*EXERCISE GOAL*:
Could you copy out the whole listing below line for line, with every character unchanged?

— START THE RECORDS —

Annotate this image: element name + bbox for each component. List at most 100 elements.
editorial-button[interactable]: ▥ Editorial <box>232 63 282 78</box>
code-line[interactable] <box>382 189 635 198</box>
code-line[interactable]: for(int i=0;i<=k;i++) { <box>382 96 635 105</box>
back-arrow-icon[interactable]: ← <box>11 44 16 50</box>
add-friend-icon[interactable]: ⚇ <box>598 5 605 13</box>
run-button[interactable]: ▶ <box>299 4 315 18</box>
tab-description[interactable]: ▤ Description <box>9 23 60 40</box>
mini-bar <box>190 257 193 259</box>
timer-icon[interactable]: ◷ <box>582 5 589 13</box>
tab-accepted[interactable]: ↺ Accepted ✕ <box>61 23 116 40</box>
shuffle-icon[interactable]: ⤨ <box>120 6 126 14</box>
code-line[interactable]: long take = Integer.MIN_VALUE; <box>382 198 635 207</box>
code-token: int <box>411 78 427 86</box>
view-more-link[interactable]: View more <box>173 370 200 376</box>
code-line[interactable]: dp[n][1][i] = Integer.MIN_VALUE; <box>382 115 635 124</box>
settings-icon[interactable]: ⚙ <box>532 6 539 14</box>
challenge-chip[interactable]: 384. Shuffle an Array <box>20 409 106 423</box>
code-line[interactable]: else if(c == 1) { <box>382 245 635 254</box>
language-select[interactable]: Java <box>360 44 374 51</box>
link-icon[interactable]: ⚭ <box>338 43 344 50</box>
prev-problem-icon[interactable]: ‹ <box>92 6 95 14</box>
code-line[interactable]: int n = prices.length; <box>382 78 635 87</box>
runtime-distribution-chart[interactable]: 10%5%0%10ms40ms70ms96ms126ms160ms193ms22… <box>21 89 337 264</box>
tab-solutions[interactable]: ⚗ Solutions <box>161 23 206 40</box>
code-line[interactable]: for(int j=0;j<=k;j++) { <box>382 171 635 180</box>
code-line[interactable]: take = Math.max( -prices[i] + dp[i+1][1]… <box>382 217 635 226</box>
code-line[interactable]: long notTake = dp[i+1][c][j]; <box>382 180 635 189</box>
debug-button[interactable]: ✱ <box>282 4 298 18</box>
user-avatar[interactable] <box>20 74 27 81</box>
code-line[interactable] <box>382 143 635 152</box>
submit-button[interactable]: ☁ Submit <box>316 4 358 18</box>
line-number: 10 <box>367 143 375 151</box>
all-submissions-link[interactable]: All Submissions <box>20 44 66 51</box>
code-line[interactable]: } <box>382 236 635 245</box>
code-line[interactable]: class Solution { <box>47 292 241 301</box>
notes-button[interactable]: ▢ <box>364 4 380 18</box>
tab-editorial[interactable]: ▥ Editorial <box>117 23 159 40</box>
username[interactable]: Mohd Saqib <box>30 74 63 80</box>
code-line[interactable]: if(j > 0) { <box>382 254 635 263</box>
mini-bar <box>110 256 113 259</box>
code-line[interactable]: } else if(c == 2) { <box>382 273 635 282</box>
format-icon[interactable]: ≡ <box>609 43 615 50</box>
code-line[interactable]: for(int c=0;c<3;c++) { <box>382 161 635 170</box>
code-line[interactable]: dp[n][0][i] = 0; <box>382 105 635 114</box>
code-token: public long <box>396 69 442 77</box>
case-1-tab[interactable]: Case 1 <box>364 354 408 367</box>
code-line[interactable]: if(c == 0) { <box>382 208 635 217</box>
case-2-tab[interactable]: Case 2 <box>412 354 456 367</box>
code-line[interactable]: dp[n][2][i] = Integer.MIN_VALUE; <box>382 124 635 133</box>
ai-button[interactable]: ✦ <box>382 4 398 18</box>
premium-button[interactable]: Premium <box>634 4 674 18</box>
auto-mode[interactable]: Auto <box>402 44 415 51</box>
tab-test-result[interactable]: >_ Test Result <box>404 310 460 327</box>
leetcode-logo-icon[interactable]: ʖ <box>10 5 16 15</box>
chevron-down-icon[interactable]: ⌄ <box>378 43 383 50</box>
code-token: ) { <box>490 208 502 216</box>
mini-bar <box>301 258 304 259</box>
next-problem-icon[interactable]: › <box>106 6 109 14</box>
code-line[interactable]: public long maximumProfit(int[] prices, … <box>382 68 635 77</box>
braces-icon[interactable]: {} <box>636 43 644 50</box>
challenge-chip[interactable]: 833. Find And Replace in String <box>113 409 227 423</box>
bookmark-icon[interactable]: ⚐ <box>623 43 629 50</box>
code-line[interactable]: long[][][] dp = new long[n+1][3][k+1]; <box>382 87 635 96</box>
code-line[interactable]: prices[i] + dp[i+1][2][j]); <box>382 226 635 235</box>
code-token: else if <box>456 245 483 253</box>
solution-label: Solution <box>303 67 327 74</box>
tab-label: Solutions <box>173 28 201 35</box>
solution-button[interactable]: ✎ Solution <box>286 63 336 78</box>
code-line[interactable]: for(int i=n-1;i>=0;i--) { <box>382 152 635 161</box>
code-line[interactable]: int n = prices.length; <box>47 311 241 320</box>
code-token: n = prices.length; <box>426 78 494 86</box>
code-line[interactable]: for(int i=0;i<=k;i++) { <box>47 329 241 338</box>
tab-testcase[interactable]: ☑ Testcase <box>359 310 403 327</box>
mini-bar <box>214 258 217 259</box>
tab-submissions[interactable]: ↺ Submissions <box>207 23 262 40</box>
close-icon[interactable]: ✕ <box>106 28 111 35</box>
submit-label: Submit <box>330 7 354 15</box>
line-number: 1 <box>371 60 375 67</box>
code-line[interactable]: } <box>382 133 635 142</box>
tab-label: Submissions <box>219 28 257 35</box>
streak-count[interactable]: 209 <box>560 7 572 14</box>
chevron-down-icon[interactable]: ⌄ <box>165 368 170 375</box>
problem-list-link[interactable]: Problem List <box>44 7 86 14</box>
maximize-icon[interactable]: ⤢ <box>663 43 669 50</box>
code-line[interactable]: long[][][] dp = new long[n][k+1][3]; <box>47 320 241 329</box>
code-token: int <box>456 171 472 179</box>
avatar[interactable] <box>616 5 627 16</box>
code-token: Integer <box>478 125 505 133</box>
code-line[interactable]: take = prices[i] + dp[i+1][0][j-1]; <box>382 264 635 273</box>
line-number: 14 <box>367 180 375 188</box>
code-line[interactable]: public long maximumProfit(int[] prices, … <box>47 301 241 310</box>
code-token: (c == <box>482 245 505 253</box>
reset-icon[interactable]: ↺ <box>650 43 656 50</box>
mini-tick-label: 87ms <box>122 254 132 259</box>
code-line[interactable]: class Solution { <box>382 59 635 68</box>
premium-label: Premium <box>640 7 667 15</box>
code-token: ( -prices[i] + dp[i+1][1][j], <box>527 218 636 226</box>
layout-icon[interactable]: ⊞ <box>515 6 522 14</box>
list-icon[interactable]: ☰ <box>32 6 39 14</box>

— END THE RECORDS —

*REPLY*:
Annotate this image: element name + bbox for each component. List at most 100 elements.
editorial-button[interactable]: ▥ Editorial <box>232 63 282 78</box>
code-line[interactable] <box>382 189 635 198</box>
code-line[interactable]: for(int i=0;i<=k;i++) { <box>382 96 635 105</box>
back-arrow-icon[interactable]: ← <box>11 44 16 50</box>
add-friend-icon[interactable]: ⚇ <box>598 5 605 13</box>
run-button[interactable]: ▶ <box>299 4 315 18</box>
tab-description[interactable]: ▤ Description <box>9 23 60 40</box>
mini-bar <box>190 257 193 259</box>
timer-icon[interactable]: ◷ <box>582 5 589 13</box>
tab-accepted[interactable]: ↺ Accepted ✕ <box>61 23 116 40</box>
shuffle-icon[interactable]: ⤨ <box>120 6 126 14</box>
code-line[interactable]: long take = Integer.MIN_VALUE; <box>382 198 635 207</box>
code-token: int <box>411 78 427 86</box>
view-more-link[interactable]: View more <box>173 370 200 376</box>
code-line[interactable]: dp[n][1][i] = Integer.MIN_VALUE; <box>382 115 635 124</box>
settings-icon[interactable]: ⚙ <box>532 6 539 14</box>
challenge-chip[interactable]: 384. Shuffle an Array <box>20 409 106 423</box>
code-line[interactable]: else if(c == 1) { <box>382 245 635 254</box>
language-select[interactable]: Java <box>360 44 374 51</box>
link-icon[interactable]: ⚭ <box>338 43 344 50</box>
prev-problem-icon[interactable]: ‹ <box>92 6 95 14</box>
code-line[interactable]: int n = prices.length; <box>382 78 635 87</box>
runtime-distribution-chart[interactable]: 10%5%0%10ms40ms70ms96ms126ms160ms193ms22… <box>21 89 337 264</box>
tab-solutions[interactable]: ⚗ Solutions <box>161 23 206 40</box>
code-line[interactable]: for(int j=0;j<=k;j++) { <box>382 171 635 180</box>
code-line[interactable]: take = Math.max( -prices[i] + dp[i+1][1]… <box>382 217 635 226</box>
code-line[interactable]: long notTake = dp[i+1][c][j]; <box>382 180 635 189</box>
debug-button[interactable]: ✱ <box>282 4 298 18</box>
user-avatar[interactable] <box>20 74 27 81</box>
code-line[interactable] <box>382 143 635 152</box>
submit-button[interactable]: ☁ Submit <box>316 4 358 18</box>
line-number: 10 <box>367 143 375 151</box>
all-submissions-link[interactable]: All Submissions <box>20 44 66 51</box>
code-line[interactable]: } <box>382 236 635 245</box>
code-line[interactable]: class Solution { <box>47 292 241 301</box>
notes-button[interactable]: ▢ <box>364 4 380 18</box>
tab-editorial[interactable]: ▥ Editorial <box>117 23 159 40</box>
username[interactable]: Mohd Saqib <box>30 74 63 80</box>
code-line[interactable]: if(j > 0) { <box>382 254 635 263</box>
mini-bar <box>110 256 113 259</box>
code-line[interactable]: } else if(c == 2) { <box>382 273 635 282</box>
format-icon[interactable]: ≡ <box>609 43 615 50</box>
code-line[interactable]: for(int c=0;c<3;c++) { <box>382 161 635 170</box>
code-line[interactable]: dp[n][0][i] = 0; <box>382 105 635 114</box>
code-token: public long <box>396 69 442 77</box>
case-1-tab[interactable]: Case 1 <box>364 354 408 367</box>
code-line[interactable]: if(c == 0) { <box>382 208 635 217</box>
case-2-tab[interactable]: Case 2 <box>412 354 456 367</box>
code-line[interactable]: dp[n][2][i] = Integer.MIN_VALUE; <box>382 124 635 133</box>
ai-button[interactable]: ✦ <box>382 4 398 18</box>
premium-button[interactable]: Premium <box>634 4 674 18</box>
auto-mode[interactable]: Auto <box>402 44 415 51</box>
tab-test-result[interactable]: >_ Test Result <box>404 310 460 327</box>
leetcode-logo-icon[interactable]: ʖ <box>10 5 16 15</box>
chevron-down-icon[interactable]: ⌄ <box>378 43 383 50</box>
code-token: ) { <box>490 208 502 216</box>
mini-bar <box>301 258 304 259</box>
next-problem-icon[interactable]: › <box>106 6 109 14</box>
code-line[interactable]: public long maximumProfit(int[] prices, … <box>382 68 635 77</box>
braces-icon[interactable]: {} <box>636 43 644 50</box>
challenge-chip[interactable]: 833. Find And Replace in String <box>113 409 227 423</box>
bookmark-icon[interactable]: ⚐ <box>623 43 629 50</box>
code-line[interactable]: long[][][] dp = new long[n+1][3][k+1]; <box>382 87 635 96</box>
code-line[interactable]: prices[i] + dp[i+1][2][j]); <box>382 226 635 235</box>
code-token: else if <box>456 245 483 253</box>
solution-label: Solution <box>303 67 327 74</box>
tab-label: Solutions <box>173 28 201 35</box>
solution-button[interactable]: ✎ Solution <box>286 63 336 78</box>
code-line[interactable]: for(int i=n-1;i>=0;i--) { <box>382 152 635 161</box>
code-line[interactable]: int n = prices.length; <box>47 311 241 320</box>
code-token: n = prices.length; <box>426 78 494 86</box>
code-line[interactable]: for(int i=0;i<=k;i++) { <box>47 329 241 338</box>
tab-testcase[interactable]: ☑ Testcase <box>359 310 403 327</box>
mini-bar <box>214 258 217 259</box>
tab-submissions[interactable]: ↺ Submissions <box>207 23 262 40</box>
close-icon[interactable]: ✕ <box>106 28 111 35</box>
submit-label: Submit <box>330 7 354 15</box>
line-number: 1 <box>371 60 375 67</box>
code-line[interactable]: } <box>382 133 635 142</box>
tab-label: Submissions <box>219 28 257 35</box>
streak-count[interactable]: 209 <box>560 7 572 14</box>
chevron-down-icon[interactable]: ⌄ <box>165 368 170 375</box>
problem-list-link[interactable]: Problem List <box>44 7 86 14</box>
maximize-icon[interactable]: ⤢ <box>663 43 669 50</box>
code-line[interactable]: long[][][] dp = new long[n][k+1][3]; <box>47 320 241 329</box>
code-token: int <box>456 171 472 179</box>
avatar[interactable] <box>616 5 627 16</box>
code-token: Integer <box>478 125 505 133</box>
code-line[interactable]: take = prices[i] + dp[i+1][0][j-1]; <box>382 264 635 273</box>
line-number: 14 <box>367 180 375 188</box>
code-line[interactable]: public long maximumProfit(int[] prices, … <box>47 301 241 310</box>
code-token: (c == <box>482 245 505 253</box>
reset-icon[interactable]: ↺ <box>650 43 656 50</box>
mini-tick-label: 87ms <box>122 254 132 259</box>
code-line[interactable]: class Solution { <box>382 59 635 68</box>
premium-label: Premium <box>640 7 667 15</box>
code-token: ( -prices[i] + dp[i+1][1][j], <box>527 218 636 226</box>
layout-icon[interactable]: ⊞ <box>515 6 522 14</box>
list-icon[interactable]: ☰ <box>32 6 39 14</box>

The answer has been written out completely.